### WHAT THIS TASK INVOLVES:
Reproduce every line of the listing below verbatim, with no changes to any character or to the line order.

### MATERIAL PROVIDED:
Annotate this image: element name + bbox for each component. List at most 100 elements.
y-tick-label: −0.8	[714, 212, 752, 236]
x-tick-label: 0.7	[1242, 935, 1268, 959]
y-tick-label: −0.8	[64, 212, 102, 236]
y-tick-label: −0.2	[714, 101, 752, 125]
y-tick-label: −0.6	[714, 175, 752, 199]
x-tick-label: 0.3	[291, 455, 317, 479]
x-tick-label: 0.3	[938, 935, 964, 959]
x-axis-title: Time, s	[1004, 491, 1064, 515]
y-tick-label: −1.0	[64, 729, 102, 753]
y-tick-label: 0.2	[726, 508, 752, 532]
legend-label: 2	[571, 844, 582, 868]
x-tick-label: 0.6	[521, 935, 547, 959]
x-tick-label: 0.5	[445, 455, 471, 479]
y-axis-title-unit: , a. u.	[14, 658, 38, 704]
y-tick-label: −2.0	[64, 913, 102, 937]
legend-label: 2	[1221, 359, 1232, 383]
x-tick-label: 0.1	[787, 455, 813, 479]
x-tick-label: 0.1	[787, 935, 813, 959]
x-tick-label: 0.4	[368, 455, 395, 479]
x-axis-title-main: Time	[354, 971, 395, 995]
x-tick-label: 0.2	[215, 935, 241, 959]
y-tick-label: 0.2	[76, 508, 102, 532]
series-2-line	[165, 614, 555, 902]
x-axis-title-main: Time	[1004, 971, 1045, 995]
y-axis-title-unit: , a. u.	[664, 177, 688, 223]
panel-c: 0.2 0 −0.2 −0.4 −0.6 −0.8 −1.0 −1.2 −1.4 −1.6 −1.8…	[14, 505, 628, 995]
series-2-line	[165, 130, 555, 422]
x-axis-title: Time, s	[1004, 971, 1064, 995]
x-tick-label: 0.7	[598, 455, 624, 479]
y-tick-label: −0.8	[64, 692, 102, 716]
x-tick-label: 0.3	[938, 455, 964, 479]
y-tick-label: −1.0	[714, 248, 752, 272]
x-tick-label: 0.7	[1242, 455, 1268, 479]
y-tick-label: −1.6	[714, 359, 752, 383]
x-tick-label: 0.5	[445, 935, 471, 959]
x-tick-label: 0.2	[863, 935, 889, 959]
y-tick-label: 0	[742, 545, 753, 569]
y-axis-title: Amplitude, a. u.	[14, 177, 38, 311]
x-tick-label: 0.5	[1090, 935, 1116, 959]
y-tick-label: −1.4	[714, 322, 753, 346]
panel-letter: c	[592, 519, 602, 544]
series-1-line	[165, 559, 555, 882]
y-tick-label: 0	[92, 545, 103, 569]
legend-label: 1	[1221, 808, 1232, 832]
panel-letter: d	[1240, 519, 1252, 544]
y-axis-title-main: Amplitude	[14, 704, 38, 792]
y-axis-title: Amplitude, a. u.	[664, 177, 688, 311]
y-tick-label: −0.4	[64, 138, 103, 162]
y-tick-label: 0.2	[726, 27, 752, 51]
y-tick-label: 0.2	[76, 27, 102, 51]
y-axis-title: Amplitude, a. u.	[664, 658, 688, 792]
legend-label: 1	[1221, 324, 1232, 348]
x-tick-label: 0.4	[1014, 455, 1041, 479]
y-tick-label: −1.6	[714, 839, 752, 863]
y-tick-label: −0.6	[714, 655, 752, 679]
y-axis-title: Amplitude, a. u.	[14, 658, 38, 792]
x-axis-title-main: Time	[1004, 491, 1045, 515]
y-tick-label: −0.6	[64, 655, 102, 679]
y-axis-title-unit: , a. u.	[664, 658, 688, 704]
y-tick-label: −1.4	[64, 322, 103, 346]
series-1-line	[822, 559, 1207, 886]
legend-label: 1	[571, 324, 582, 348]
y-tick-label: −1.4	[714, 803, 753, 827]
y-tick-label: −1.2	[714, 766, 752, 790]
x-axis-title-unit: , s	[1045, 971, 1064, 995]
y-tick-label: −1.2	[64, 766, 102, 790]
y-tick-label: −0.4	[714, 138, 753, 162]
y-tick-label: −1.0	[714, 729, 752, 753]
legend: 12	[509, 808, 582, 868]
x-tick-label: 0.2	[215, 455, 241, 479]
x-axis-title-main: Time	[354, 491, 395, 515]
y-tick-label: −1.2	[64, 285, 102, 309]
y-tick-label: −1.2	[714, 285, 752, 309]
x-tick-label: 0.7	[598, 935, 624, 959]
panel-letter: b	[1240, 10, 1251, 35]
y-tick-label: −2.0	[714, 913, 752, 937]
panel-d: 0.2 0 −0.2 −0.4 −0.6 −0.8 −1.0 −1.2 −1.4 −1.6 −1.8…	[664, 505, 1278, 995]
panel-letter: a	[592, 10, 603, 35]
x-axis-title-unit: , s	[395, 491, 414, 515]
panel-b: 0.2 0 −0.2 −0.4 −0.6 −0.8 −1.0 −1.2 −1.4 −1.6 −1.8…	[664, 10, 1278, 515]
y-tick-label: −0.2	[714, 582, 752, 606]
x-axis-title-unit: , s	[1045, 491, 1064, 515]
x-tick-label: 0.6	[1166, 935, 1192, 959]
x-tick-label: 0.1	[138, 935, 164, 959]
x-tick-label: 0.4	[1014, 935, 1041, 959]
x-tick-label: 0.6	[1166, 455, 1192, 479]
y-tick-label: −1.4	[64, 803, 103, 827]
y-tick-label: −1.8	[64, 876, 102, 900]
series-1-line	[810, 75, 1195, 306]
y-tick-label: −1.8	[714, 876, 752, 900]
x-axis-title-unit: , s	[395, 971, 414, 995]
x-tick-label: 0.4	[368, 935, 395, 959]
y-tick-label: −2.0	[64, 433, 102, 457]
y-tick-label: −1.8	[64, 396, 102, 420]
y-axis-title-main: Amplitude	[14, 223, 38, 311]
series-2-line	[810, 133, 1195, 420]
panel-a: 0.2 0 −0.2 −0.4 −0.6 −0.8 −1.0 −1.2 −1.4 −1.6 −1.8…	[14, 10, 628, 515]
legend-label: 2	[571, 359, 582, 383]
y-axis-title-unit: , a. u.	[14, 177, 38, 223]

### WRITTEN ANSWER:
Annotate this image: element name + bbox for each component. List at most 100 elements.
y-tick-label: −0.8	[714, 212, 752, 236]
x-tick-label: 0.7	[1242, 935, 1268, 959]
y-tick-label: −0.8	[64, 212, 102, 236]
y-tick-label: −0.2	[714, 101, 752, 125]
y-tick-label: −0.6	[714, 175, 752, 199]
x-tick-label: 0.3	[291, 455, 317, 479]
x-tick-label: 0.3	[938, 935, 964, 959]
x-axis-title: Time, s	[1004, 491, 1064, 515]
y-tick-label: −1.0	[64, 729, 102, 753]
y-tick-label: 0.2	[726, 508, 752, 532]
legend-label: 2	[571, 844, 582, 868]
x-tick-label: 0.6	[521, 935, 547, 959]
x-tick-label: 0.5	[445, 455, 471, 479]
y-axis-title-unit: , a. u.	[14, 658, 38, 704]
y-tick-label: −2.0	[64, 913, 102, 937]
legend-label: 2	[1221, 359, 1232, 383]
x-tick-label: 0.1	[787, 455, 813, 479]
x-tick-label: 0.1	[787, 935, 813, 959]
x-tick-label: 0.4	[368, 455, 395, 479]
x-axis-title-main: Time	[354, 971, 395, 995]
x-tick-label: 0.2	[215, 935, 241, 959]
y-tick-label: 0.2	[76, 508, 102, 532]
series-2-line	[165, 614, 555, 902]
x-axis-title-main: Time	[1004, 971, 1045, 995]
y-axis-title-unit: , a. u.	[664, 177, 688, 223]
panel-c: 0.2 0 −0.2 −0.4 −0.6 −0.8 −1.0 −1.2 −1.4 −1.6 −1.8…	[14, 505, 628, 995]
series-2-line	[165, 130, 555, 422]
x-axis-title: Time, s	[1004, 971, 1064, 995]
x-tick-label: 0.7	[598, 455, 624, 479]
y-tick-label: −0.8	[64, 692, 102, 716]
x-tick-label: 0.3	[938, 455, 964, 479]
y-tick-label: −1.0	[714, 248, 752, 272]
x-tick-label: 0.7	[1242, 455, 1268, 479]
y-tick-label: −1.6	[714, 359, 752, 383]
x-tick-label: 0.5	[445, 935, 471, 959]
x-tick-label: 0.2	[863, 935, 889, 959]
y-tick-label: 0	[742, 545, 753, 569]
y-axis-title: Amplitude, a. u.	[14, 177, 38, 311]
x-tick-label: 0.5	[1090, 935, 1116, 959]
y-tick-label: −1.4	[714, 322, 753, 346]
panel-letter: c	[592, 519, 602, 544]
series-1-line	[165, 559, 555, 882]
y-tick-label: 0	[92, 545, 103, 569]
legend-label: 1	[1221, 808, 1232, 832]
panel-letter: d	[1240, 519, 1252, 544]
y-axis-title-main: Amplitude	[14, 704, 38, 792]
y-axis-title: Amplitude, a. u.	[664, 177, 688, 311]
y-tick-label: −0.4	[64, 138, 103, 162]
y-tick-label: 0.2	[726, 27, 752, 51]
y-tick-label: 0.2	[76, 27, 102, 51]
y-axis-title: Amplitude, a. u.	[664, 658, 688, 792]
legend-label: 1	[1221, 324, 1232, 348]
x-tick-label: 0.4	[1014, 455, 1041, 479]
y-tick-label: −1.6	[714, 839, 752, 863]
y-tick-label: −0.6	[714, 655, 752, 679]
y-axis-title: Amplitude, a. u.	[14, 658, 38, 792]
x-axis-title-main: Time	[1004, 491, 1045, 515]
y-tick-label: −0.6	[64, 655, 102, 679]
y-axis-title-unit: , a. u.	[664, 658, 688, 704]
y-tick-label: −1.4	[64, 322, 103, 346]
series-1-line	[822, 559, 1207, 886]
legend-label: 1	[571, 324, 582, 348]
y-tick-label: −1.4	[714, 803, 753, 827]
y-tick-label: −1.2	[714, 766, 752, 790]
x-axis-title-unit: , s	[1045, 971, 1064, 995]
y-tick-label: −1.2	[64, 766, 102, 790]
y-tick-label: −0.4	[714, 138, 753, 162]
y-tick-label: −1.0	[714, 729, 752, 753]
legend: 12	[509, 808, 582, 868]
x-tick-label: 0.2	[215, 455, 241, 479]
x-axis-title-main: Time	[354, 491, 395, 515]
y-tick-label: −1.2	[64, 285, 102, 309]
y-tick-label: −1.2	[714, 285, 752, 309]
x-tick-label: 0.7	[598, 935, 624, 959]
panel-letter: b	[1240, 10, 1251, 35]
y-tick-label: −2.0	[714, 913, 752, 937]
panel-d: 0.2 0 −0.2 −0.4 −0.6 −0.8 −1.0 −1.2 −1.4 −1.6 −1.8…	[664, 505, 1278, 995]
panel-letter: a	[592, 10, 603, 35]
x-axis-title-unit: , s	[395, 491, 414, 515]
panel-b: 0.2 0 −0.2 −0.4 −0.6 −0.8 −1.0 −1.2 −1.4 −1.6 −1.8…	[664, 10, 1278, 515]
y-tick-label: −0.2	[714, 582, 752, 606]
x-axis-title-unit: , s	[1045, 491, 1064, 515]
x-tick-label: 0.6	[1166, 935, 1192, 959]
x-tick-label: 0.1	[138, 935, 164, 959]
x-tick-label: 0.4	[1014, 935, 1041, 959]
x-tick-label: 0.6	[1166, 455, 1192, 479]
y-tick-label: −1.4	[64, 803, 103, 827]
y-tick-label: −1.8	[64, 876, 102, 900]
series-1-line	[810, 75, 1195, 306]
y-tick-label: −1.8	[714, 876, 752, 900]
x-axis-title-unit: , s	[395, 971, 414, 995]
x-tick-label: 0.4	[368, 935, 395, 959]
y-tick-label: −2.0	[64, 433, 102, 457]
y-tick-label: −1.8	[64, 396, 102, 420]
y-axis-title-main: Amplitude	[14, 223, 38, 311]
series-2-line	[810, 133, 1195, 420]
panel-a: 0.2 0 −0.2 −0.4 −0.6 −0.8 −1.0 −1.2 −1.4 −1.6 −1.8…	[14, 10, 628, 515]
legend-label: 2	[571, 359, 582, 383]
y-axis-title-unit: , a. u.	[14, 177, 38, 223]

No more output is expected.